◆ **EXTRACTED INFORMATION**
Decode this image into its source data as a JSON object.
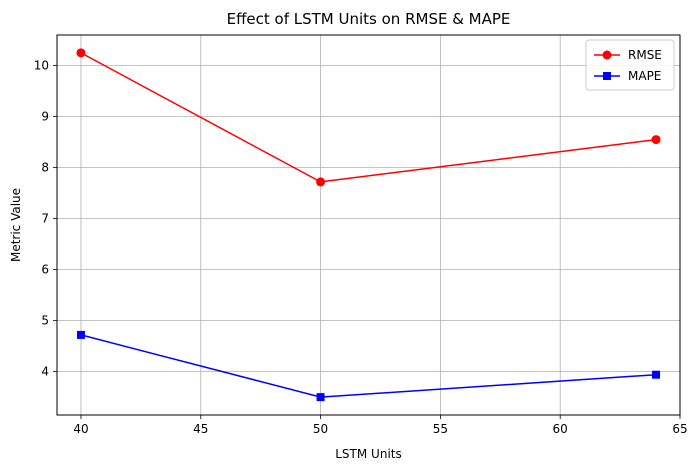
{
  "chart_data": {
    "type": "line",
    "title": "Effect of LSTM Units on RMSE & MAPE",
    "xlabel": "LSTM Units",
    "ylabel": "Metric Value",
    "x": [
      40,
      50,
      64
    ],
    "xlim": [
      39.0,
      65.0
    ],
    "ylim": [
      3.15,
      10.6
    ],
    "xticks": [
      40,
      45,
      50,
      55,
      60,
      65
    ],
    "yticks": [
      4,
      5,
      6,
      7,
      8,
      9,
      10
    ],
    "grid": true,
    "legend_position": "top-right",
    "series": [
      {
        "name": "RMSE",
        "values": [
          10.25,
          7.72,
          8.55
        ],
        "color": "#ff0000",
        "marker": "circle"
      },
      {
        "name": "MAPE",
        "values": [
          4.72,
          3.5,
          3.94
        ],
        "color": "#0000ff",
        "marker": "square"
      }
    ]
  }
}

◆ **WHAT YOU SHOULD DO**
Give the entries again word for word, but skip the pictures.

◆ **SOLUTION BELOW**
Decode this image into its source data as a JSON object.
{
  "chart_data": {
    "type": "line",
    "title": "Effect of LSTM Units on RMSE & MAPE",
    "xlabel": "LSTM Units",
    "ylabel": "Metric Value",
    "x": [
      40,
      50,
      64
    ],
    "xlim": [
      39.0,
      65.0
    ],
    "ylim": [
      3.15,
      10.6
    ],
    "xticks": [
      40,
      45,
      50,
      55,
      60,
      65
    ],
    "yticks": [
      4,
      5,
      6,
      7,
      8,
      9,
      10
    ],
    "grid": true,
    "legend_position": "top-right",
    "series": [
      {
        "name": "RMSE",
        "values": [
          10.25,
          7.72,
          8.55
        ],
        "color": "#ff0000",
        "marker": "circle"
      },
      {
        "name": "MAPE",
        "values": [
          4.72,
          3.5,
          3.94
        ],
        "color": "#0000ff",
        "marker": "square"
      }
    ]
  }
}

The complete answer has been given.